[Dataset records]
(begin)

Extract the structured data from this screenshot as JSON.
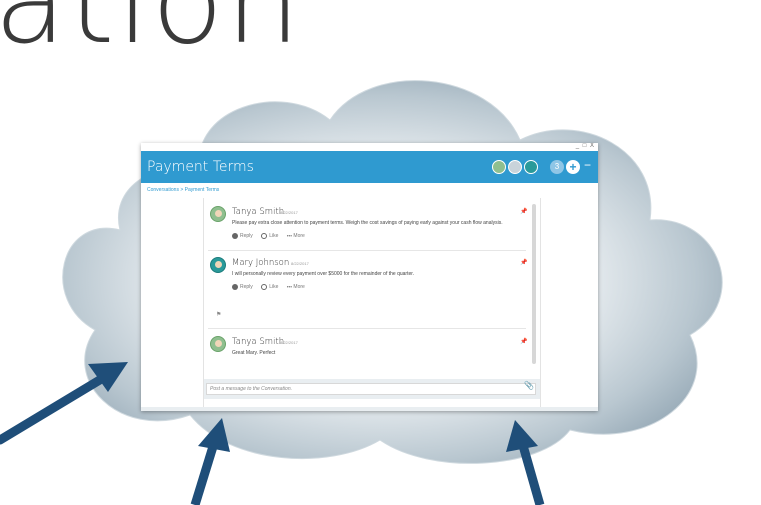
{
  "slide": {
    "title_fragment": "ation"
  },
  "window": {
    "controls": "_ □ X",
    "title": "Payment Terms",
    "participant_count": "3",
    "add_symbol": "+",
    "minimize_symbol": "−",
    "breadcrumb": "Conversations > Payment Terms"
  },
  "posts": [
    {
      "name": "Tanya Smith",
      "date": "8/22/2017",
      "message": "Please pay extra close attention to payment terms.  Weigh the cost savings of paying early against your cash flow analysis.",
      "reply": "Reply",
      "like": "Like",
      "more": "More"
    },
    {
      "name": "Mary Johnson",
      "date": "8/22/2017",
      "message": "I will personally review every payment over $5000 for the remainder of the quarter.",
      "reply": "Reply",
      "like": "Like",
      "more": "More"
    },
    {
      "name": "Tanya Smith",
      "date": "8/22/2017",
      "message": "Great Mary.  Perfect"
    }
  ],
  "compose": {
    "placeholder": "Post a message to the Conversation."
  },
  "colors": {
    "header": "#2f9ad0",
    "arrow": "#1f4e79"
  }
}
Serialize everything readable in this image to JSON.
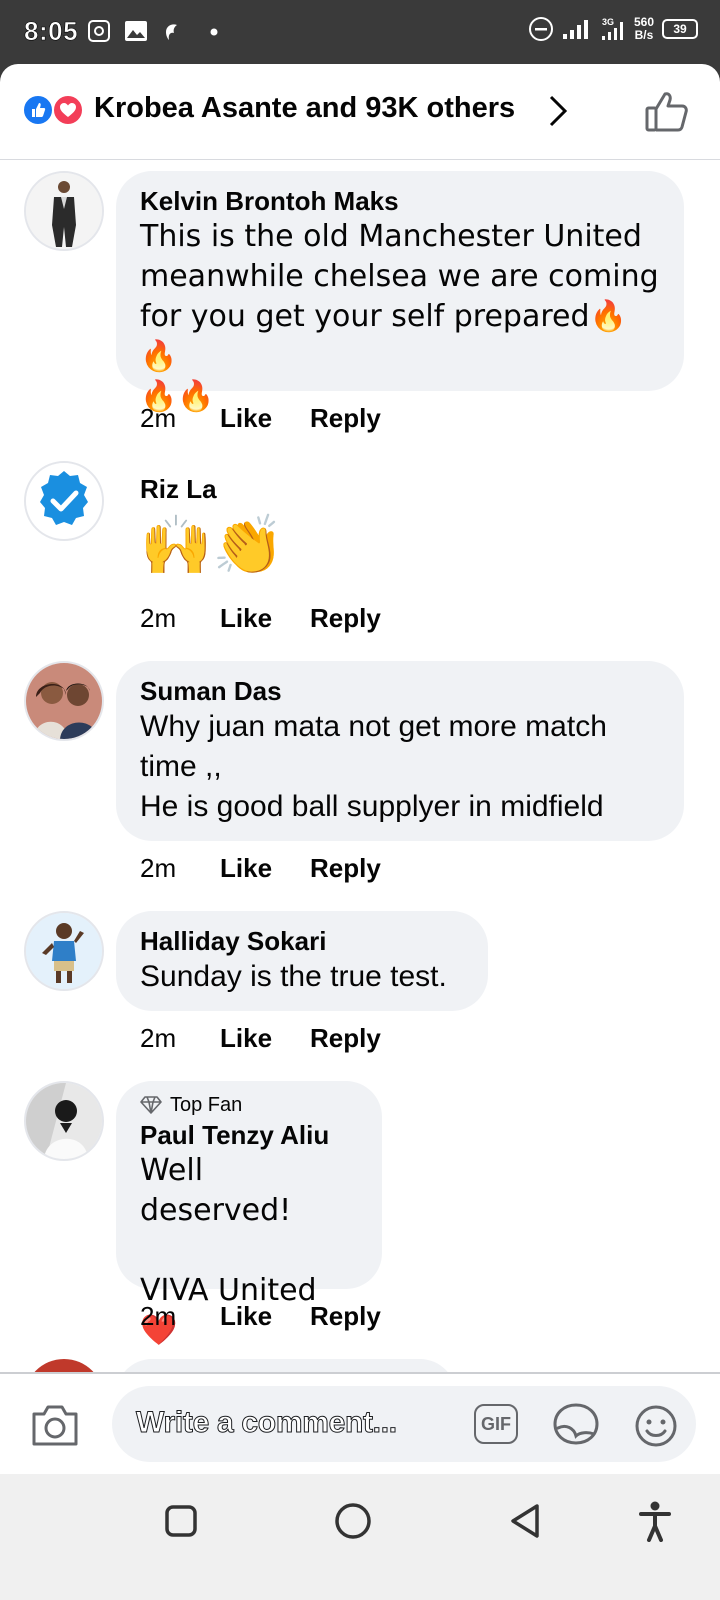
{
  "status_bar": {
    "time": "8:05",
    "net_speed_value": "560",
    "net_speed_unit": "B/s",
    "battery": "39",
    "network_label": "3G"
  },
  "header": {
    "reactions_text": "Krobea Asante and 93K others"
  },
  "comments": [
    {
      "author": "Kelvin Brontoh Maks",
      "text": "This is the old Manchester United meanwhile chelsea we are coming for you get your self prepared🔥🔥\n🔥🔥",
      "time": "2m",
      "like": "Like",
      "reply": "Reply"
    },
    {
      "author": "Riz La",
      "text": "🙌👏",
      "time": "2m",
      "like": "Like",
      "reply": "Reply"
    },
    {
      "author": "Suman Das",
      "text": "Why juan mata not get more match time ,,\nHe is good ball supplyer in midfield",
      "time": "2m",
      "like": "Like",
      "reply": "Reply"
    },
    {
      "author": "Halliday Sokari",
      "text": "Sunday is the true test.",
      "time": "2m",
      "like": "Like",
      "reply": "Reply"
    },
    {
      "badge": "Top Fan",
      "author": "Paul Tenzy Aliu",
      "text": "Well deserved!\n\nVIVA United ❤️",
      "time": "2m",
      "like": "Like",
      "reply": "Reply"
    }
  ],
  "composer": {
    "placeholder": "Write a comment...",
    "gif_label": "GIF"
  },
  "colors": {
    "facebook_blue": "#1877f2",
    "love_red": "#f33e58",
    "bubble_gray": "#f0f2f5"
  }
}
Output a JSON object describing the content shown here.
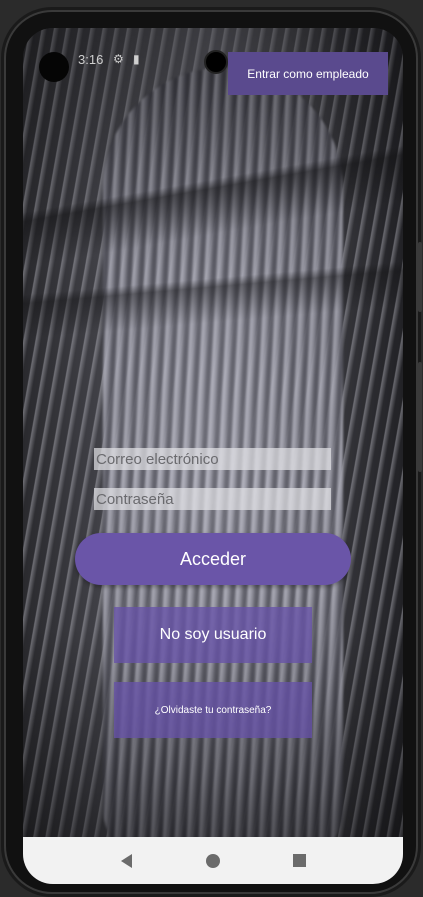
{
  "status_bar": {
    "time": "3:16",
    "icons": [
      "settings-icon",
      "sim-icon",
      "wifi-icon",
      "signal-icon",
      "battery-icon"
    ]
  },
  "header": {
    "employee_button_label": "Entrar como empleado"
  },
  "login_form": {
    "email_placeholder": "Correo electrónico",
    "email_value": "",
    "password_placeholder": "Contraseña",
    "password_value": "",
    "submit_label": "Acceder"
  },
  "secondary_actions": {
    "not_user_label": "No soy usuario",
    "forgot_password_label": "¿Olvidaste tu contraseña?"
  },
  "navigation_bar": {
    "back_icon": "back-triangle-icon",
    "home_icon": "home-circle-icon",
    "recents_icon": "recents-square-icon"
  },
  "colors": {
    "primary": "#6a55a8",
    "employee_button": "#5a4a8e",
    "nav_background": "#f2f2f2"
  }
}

(end)

#### EXERCISE INSTRUCTIONS
Retype the listing exactly. Pictures do not belong in the copy.

#### RESPONSE
Extract the structured data from this screenshot as JSON.
{
  "slide": {
    "title_fragment": "ation"
  },
  "window": {
    "controls": "_ □ X",
    "title": "Payment Terms",
    "participant_count": "3",
    "add_symbol": "+",
    "minimize_symbol": "−",
    "breadcrumb": "Conversations > Payment Terms"
  },
  "posts": [
    {
      "name": "Tanya Smith",
      "date": "8/22/2017",
      "message": "Please pay extra close attention to payment terms.  Weigh the cost savings of paying early against your cash flow analysis.",
      "reply": "Reply",
      "like": "Like",
      "more": "More"
    },
    {
      "name": "Mary Johnson",
      "date": "8/22/2017",
      "message": "I will personally review every payment over $5000 for the remainder of the quarter.",
      "reply": "Reply",
      "like": "Like",
      "more": "More"
    },
    {
      "name": "Tanya Smith",
      "date": "8/22/2017",
      "message": "Great Mary.  Perfect"
    }
  ],
  "compose": {
    "placeholder": "Post a message to the Conversation."
  },
  "colors": {
    "header": "#2f9ad0",
    "arrow": "#1f4e79"
  }
}
Serialize everything readable in this image to JSON.
{
  "status_bar": {
    "time": "8:05",
    "net_speed_value": "560",
    "net_speed_unit": "B/s",
    "battery": "39",
    "network_label": "3G"
  },
  "header": {
    "reactions_text": "Krobea Asante and 93K others"
  },
  "comments": [
    {
      "author": "Kelvin Brontoh Maks",
      "text": "This is the old Manchester United meanwhile chelsea we are coming for you get your self prepared🔥🔥\n🔥🔥",
      "time": "2m",
      "like": "Like",
      "reply": "Reply"
    },
    {
      "author": "Riz La",
      "text": "🙌👏",
      "time": "2m",
      "like": "Like",
      "reply": "Reply"
    },
    {
      "author": "Suman Das",
      "text": "Why juan mata not get more match time ,,\nHe is good ball supplyer in midfield",
      "time": "2m",
      "like": "Like",
      "reply": "Reply"
    },
    {
      "author": "Halliday Sokari",
      "text": "Sunday is the true test.",
      "time": "2m",
      "like": "Like",
      "reply": "Reply"
    },
    {
      "badge": "Top Fan",
      "author": "Paul Tenzy Aliu",
      "text": "Well deserved!\n\nVIVA United ❤️",
      "time": "2m",
      "like": "Like",
      "reply": "Reply"
    }
  ],
  "composer": {
    "placeholder": "Write a comment...",
    "gif_label": "GIF"
  },
  "colors": {
    "facebook_blue": "#1877f2",
    "love_red": "#f33e58",
    "bubble_gray": "#f0f2f5"
  }
}
Output a JSON object describing the content shown here.
{
  "status_bar": {
    "time": "3:16",
    "icons": [
      "settings-icon",
      "sim-icon",
      "wifi-icon",
      "signal-icon",
      "battery-icon"
    ]
  },
  "header": {
    "employee_button_label": "Entrar como empleado"
  },
  "login_form": {
    "email_placeholder": "Correo electrónico",
    "email_value": "",
    "password_placeholder": "Contraseña",
    "password_value": "",
    "submit_label": "Acceder"
  },
  "secondary_actions": {
    "not_user_label": "No soy usuario",
    "forgot_password_label": "¿Olvidaste tu contraseña?"
  },
  "navigation_bar": {
    "back_icon": "back-triangle-icon",
    "home_icon": "home-circle-icon",
    "recents_icon": "recents-square-icon"
  },
  "colors": {
    "primary": "#6a55a8",
    "employee_button": "#5a4a8e",
    "nav_background": "#f2f2f2"
  }
}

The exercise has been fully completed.